470950 ランダム
 HOME | DIARY | PROFILE 【フォローする】 【ログイン】

信仰者は夢を見る:川上直哉のブログ

信仰者は夢を見る:川上直哉のブログ

説教「大学のチャペル」

 チャペルは、何のためにあるのでしょうか。

 ここは、大学です。大学の中に、チャペルがある。それは、なぜでしょうか。

 今日は、その謎に向き合って、聖書の言葉に耳を傾けてみたいと思います。

 言葉というものは、不思議なものです。「言葉が今持っているイメージ喚起力」ががあり、そして、言葉の語源に由来する、「言葉がかつて持っていたイメージ喚起力」がある。その二つは、別々のものですが、二つを重ねると、新しいイメージが広がったりする。言葉は不思議なものです。

 「大学」という言葉は、Universityの翻訳語です。Universeという言葉、宇宙といったような普遍的な、気宇壮大なもののイメージが、ここに含み込まれています。しかし、もともと、Universityという言葉は、「一つになったもの」というラテン語に由来します。学ぶために「一つとなったもの」。学生と教師と職員とが、一体になって励む場所。それが大学です。

 では、何に向って、大学は「一体となる」のでしょうか。利益の追求のためであれば、それは「会社」となるでしょう。キリスト教の布教のためであれば、それは「教会」になる。大学は、何のために「一体」となるのか。おそらくそれは、「真理追求のため」だと、結論付けることができましょう。
 
 今日は、聖書を開き、一言だけ、読みました。「真理は汝らに自由を得さすべし」と、古い日本語訳で親しまれた、有名な一節です。「真理は汝らに自由を得さすべし」。

 真理は、自由を得させるものだ。ここに、真理とは何かを考える糸口があります。自由を得させるものが、真理である。では、自由とは何でしょうか。

 今年、授業を行っている中で、学生諸賢から質問をいただきました。「自由」という言葉の意味とは何でしょうか。英語ではFreedomとLibertyと、二つあるが、その違いは何でしょうか。とてもよい質問をいただいたのです。

 libertyという言葉は、大学という場所に場を持つ私たちにとって、とても関係深い言葉です。と言いますのも、libertyという言葉は、もともと書物をあらわすliberというラテンに由来します。このliberという言葉が、1000年余の時間を経てたどり着いた言葉、それがlibertyすなわち自由であり、そして、大切なこととして申し上げれなければならないのですが、liberという言葉が1000年余の時間をかけて枝別れしてたどり着いた言葉に、libraryすなわち図書館という言葉がある。つまり、書物に学び、理性と論理によって導き出される学問的事柄が、人々を迷信と偏見から「自由にする」。真理とは、論理的な学問のことである、といってよいでしょう。迷信と偏見から私たちを自由にするものが、真理である。これは、とてもわかりやすい事柄だと思います。大学で、私たちは書物liberに没頭し、論理を用いて迷信と偏見を打ち破り、自由を掴みとる。そのために、大学はある。大学は自由を得させる真理探究の場所である。そう言ってよいと思います。

******

> [取り組む課題]
**A)** 説教から「チャペルは、何のためにあるのでしょうか。」から「る。言葉は不思議なものです。」までの部分を、一字も変えずに書き写して返してください。
**B)** 次の(i)〜(iii)がそれぞれ説教の内容と合っているかどうかを「はい」か「いいえ」で答え、判断の決め手となる説教の言葉をそのまま引用してください。(i) 「大学」という言葉はUniversityの翻訳語である。(ii) Universityという言葉はギリシャ語に由来する。(iii) 説教者は授業の中で学生から質問を受けた。
**C)** 説教によれば、libertyという言葉はどのようなラテン語に由来しますか。
説教の本文だけを手がかりにしてください。

レイアウト一覧
******

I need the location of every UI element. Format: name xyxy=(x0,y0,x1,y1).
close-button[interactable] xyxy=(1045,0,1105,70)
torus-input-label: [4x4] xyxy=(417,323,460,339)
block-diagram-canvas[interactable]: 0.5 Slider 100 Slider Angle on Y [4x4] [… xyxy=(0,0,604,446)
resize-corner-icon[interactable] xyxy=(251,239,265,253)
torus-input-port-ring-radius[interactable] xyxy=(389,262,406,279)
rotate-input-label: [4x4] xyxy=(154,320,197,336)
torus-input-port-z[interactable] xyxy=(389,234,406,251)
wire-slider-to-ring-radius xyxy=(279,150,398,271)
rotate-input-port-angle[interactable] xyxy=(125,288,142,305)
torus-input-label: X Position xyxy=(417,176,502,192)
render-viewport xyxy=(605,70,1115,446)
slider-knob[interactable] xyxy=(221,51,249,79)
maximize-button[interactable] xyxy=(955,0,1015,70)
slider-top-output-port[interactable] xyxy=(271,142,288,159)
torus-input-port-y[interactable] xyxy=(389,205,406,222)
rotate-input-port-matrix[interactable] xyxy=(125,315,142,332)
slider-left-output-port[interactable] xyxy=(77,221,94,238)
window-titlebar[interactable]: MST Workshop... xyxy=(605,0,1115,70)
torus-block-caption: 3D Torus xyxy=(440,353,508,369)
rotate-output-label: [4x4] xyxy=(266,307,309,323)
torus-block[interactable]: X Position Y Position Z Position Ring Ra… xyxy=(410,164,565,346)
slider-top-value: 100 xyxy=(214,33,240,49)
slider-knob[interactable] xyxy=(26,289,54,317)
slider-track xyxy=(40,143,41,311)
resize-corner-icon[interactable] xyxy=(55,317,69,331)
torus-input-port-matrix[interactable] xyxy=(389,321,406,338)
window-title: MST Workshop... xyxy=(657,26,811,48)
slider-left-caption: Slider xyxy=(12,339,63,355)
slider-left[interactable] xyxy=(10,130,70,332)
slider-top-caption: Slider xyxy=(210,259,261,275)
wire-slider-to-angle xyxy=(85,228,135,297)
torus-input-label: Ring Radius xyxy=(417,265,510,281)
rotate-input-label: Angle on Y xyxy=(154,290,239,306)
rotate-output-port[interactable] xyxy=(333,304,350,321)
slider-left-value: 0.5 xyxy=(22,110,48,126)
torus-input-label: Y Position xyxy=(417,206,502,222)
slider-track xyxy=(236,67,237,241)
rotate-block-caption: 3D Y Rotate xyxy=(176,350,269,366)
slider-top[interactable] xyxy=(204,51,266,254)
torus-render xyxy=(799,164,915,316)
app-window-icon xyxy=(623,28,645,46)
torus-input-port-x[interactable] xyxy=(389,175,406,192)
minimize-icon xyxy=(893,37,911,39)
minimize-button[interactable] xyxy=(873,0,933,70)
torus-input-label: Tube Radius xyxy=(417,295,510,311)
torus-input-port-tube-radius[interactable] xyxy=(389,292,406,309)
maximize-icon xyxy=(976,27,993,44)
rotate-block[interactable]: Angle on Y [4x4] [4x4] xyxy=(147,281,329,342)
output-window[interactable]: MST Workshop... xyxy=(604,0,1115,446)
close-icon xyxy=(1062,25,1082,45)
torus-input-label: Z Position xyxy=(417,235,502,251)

******

> [解答一覧]
**A)**
チャペルは、何のためにあるのでしょうか。

 ここは、大学です。大学の中に、チャペルがある。それは、なぜでしょうか。

 今日は、その謎に向き合って、聖書の言葉に耳を傾けてみたいと思います。

 言葉というものは、不思議なものです。「言葉が今持っているイメージ喚起力」ががあり、そして、言葉の語源に由来する、「言葉がかつて持っていたイメージ喚起力」がある。その二つは、別々のものですが、二つを重ねると、新しいイメージが広がったりする。言葉は不思議なものです。

**B)**
(i) はい。『「大学」という言葉は、Universityの翻訳語です。』
(ii) いいえ。『Universityという言葉は、「一つになったもの」というラテン語に由来します。』
(iii) はい。『今年、授業を行っている中で、学生諸賢から質問をいただきました。』

**C)** 書物をあらわすliberというラテン語に由来します。